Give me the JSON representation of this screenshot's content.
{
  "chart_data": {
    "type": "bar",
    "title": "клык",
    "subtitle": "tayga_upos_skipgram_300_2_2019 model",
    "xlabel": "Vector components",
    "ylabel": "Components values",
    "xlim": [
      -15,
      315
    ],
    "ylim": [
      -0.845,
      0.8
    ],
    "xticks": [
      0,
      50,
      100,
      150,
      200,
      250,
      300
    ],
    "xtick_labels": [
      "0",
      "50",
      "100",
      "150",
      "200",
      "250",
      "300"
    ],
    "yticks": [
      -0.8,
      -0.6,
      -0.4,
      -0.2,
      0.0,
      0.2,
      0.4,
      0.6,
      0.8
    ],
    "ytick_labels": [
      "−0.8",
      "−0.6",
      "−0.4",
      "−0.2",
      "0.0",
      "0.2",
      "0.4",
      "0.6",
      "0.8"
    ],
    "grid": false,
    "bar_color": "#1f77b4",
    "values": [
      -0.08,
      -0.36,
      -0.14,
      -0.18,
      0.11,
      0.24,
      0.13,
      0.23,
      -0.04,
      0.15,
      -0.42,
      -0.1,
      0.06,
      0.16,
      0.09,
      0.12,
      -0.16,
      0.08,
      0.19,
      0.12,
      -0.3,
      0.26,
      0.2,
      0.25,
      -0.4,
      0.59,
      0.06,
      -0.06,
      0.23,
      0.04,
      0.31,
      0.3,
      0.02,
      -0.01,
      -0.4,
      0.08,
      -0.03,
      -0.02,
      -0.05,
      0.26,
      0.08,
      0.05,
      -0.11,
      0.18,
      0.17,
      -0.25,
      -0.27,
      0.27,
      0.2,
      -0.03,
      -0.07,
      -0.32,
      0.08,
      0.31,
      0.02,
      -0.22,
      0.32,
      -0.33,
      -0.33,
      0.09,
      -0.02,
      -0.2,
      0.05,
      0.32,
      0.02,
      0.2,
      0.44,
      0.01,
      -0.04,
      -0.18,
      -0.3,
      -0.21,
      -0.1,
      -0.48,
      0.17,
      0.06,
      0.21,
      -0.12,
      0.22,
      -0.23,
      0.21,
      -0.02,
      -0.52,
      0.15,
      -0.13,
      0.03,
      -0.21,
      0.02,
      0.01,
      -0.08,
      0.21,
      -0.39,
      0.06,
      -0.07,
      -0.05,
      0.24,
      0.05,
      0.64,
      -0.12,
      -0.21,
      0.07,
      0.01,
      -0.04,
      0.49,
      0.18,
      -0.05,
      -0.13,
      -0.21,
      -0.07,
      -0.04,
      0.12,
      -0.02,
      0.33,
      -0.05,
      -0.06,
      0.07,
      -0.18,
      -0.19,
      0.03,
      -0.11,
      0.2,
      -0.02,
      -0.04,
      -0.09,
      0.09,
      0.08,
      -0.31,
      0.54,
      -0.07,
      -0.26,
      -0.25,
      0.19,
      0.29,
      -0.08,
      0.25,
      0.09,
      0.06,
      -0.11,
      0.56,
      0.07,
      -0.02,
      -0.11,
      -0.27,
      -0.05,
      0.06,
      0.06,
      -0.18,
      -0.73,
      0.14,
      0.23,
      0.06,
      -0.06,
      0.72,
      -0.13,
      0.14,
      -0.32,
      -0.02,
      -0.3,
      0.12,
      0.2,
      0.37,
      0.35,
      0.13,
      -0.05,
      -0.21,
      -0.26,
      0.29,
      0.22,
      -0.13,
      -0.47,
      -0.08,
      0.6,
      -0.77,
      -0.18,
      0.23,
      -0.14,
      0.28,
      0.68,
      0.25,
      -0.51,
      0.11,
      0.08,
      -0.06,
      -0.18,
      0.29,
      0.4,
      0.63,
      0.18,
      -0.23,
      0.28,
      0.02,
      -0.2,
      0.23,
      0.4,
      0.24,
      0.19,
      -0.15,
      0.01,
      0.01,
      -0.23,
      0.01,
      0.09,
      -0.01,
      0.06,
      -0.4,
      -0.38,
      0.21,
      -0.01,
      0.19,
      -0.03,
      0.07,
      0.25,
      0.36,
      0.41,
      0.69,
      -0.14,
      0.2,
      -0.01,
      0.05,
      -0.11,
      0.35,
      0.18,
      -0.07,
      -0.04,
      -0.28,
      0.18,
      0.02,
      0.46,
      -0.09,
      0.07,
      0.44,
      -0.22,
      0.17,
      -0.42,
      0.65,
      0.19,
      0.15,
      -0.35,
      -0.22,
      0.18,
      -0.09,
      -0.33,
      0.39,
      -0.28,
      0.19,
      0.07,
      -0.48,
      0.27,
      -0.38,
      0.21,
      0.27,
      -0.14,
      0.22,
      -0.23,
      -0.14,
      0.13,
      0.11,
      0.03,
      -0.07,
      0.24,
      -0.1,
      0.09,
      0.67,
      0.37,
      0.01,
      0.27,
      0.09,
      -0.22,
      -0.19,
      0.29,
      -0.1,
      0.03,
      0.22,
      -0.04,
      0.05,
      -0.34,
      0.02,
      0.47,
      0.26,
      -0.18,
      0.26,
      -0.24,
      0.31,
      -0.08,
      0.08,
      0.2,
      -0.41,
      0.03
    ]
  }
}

□ □ □

- _EXERCISE OBJECTIVE_: Using the material above, print every entry exactly as written.

- _WRITTEN SOLUTION_:
Give me the JSON representation of this screenshot's content.
{
  "chart_data": {
    "type": "bar",
    "title": "клык",
    "subtitle": "tayga_upos_skipgram_300_2_2019 model",
    "xlabel": "Vector components",
    "ylabel": "Components values",
    "xlim": [
      -15,
      315
    ],
    "ylim": [
      -0.845,
      0.8
    ],
    "xticks": [
      0,
      50,
      100,
      150,
      200,
      250,
      300
    ],
    "xtick_labels": [
      "0",
      "50",
      "100",
      "150",
      "200",
      "250",
      "300"
    ],
    "yticks": [
      -0.8,
      -0.6,
      -0.4,
      -0.2,
      0.0,
      0.2,
      0.4,
      0.6,
      0.8
    ],
    "ytick_labels": [
      "−0.8",
      "−0.6",
      "−0.4",
      "−0.2",
      "0.0",
      "0.2",
      "0.4",
      "0.6",
      "0.8"
    ],
    "grid": false,
    "bar_color": "#1f77b4",
    "values": [
      -0.08,
      -0.36,
      -0.14,
      -0.18,
      0.11,
      0.24,
      0.13,
      0.23,
      -0.04,
      0.15,
      -0.42,
      -0.1,
      0.06,
      0.16,
      0.09,
      0.12,
      -0.16,
      0.08,
      0.19,
      0.12,
      -0.3,
      0.26,
      0.2,
      0.25,
      -0.4,
      0.59,
      0.06,
      -0.06,
      0.23,
      0.04,
      0.31,
      0.3,
      0.02,
      -0.01,
      -0.4,
      0.08,
      -0.03,
      -0.02,
      -0.05,
      0.26,
      0.08,
      0.05,
      -0.11,
      0.18,
      0.17,
      -0.25,
      -0.27,
      0.27,
      0.2,
      -0.03,
      -0.07,
      -0.32,
      0.08,
      0.31,
      0.02,
      -0.22,
      0.32,
      -0.33,
      -0.33,
      0.09,
      -0.02,
      -0.2,
      0.05,
      0.32,
      0.02,
      0.2,
      0.44,
      0.01,
      -0.04,
      -0.18,
      -0.3,
      -0.21,
      -0.1,
      -0.48,
      0.17,
      0.06,
      0.21,
      -0.12,
      0.22,
      -0.23,
      0.21,
      -0.02,
      -0.52,
      0.15,
      -0.13,
      0.03,
      -0.21,
      0.02,
      0.01,
      -0.08,
      0.21,
      -0.39,
      0.06,
      -0.07,
      -0.05,
      0.24,
      0.05,
      0.64,
      -0.12,
      -0.21,
      0.07,
      0.01,
      -0.04,
      0.49,
      0.18,
      -0.05,
      -0.13,
      -0.21,
      -0.07,
      -0.04,
      0.12,
      -0.02,
      0.33,
      -0.05,
      -0.06,
      0.07,
      -0.18,
      -0.19,
      0.03,
      -0.11,
      0.2,
      -0.02,
      -0.04,
      -0.09,
      0.09,
      0.08,
      -0.31,
      0.54,
      -0.07,
      -0.26,
      -0.25,
      0.19,
      0.29,
      -0.08,
      0.25,
      0.09,
      0.06,
      -0.11,
      0.56,
      0.07,
      -0.02,
      -0.11,
      -0.27,
      -0.05,
      0.06,
      0.06,
      -0.18,
      -0.73,
      0.14,
      0.23,
      0.06,
      -0.06,
      0.72,
      -0.13,
      0.14,
      -0.32,
      -0.02,
      -0.3,
      0.12,
      0.2,
      0.37,
      0.35,
      0.13,
      -0.05,
      -0.21,
      -0.26,
      0.29,
      0.22,
      -0.13,
      -0.47,
      -0.08,
      0.6,
      -0.77,
      -0.18,
      0.23,
      -0.14,
      0.28,
      0.68,
      0.25,
      -0.51,
      0.11,
      0.08,
      -0.06,
      -0.18,
      0.29,
      0.4,
      0.63,
      0.18,
      -0.23,
      0.28,
      0.02,
      -0.2,
      0.23,
      0.4,
      0.24,
      0.19,
      -0.15,
      0.01,
      0.01,
      -0.23,
      0.01,
      0.09,
      -0.01,
      0.06,
      -0.4,
      -0.38,
      0.21,
      -0.01,
      0.19,
      -0.03,
      0.07,
      0.25,
      0.36,
      0.41,
      0.69,
      -0.14,
      0.2,
      -0.01,
      0.05,
      -0.11,
      0.35,
      0.18,
      -0.07,
      -0.04,
      -0.28,
      0.18,
      0.02,
      0.46,
      -0.09,
      0.07,
      0.44,
      -0.22,
      0.17,
      -0.42,
      0.65,
      0.19,
      0.15,
      -0.35,
      -0.22,
      0.18,
      -0.09,
      -0.33,
      0.39,
      -0.28,
      0.19,
      0.07,
      -0.48,
      0.27,
      -0.38,
      0.21,
      0.27,
      -0.14,
      0.22,
      -0.23,
      -0.14,
      0.13,
      0.11,
      0.03,
      -0.07,
      0.24,
      -0.1,
      0.09,
      0.67,
      0.37,
      0.01,
      0.27,
      0.09,
      -0.22,
      -0.19,
      0.29,
      -0.1,
      0.03,
      0.22,
      -0.04,
      0.05,
      -0.34,
      0.02,
      0.47,
      0.26,
      -0.18,
      0.26,
      -0.24,
      0.31,
      -0.08,
      0.08,
      0.2,
      -0.41,
      0.03
    ]
  }
}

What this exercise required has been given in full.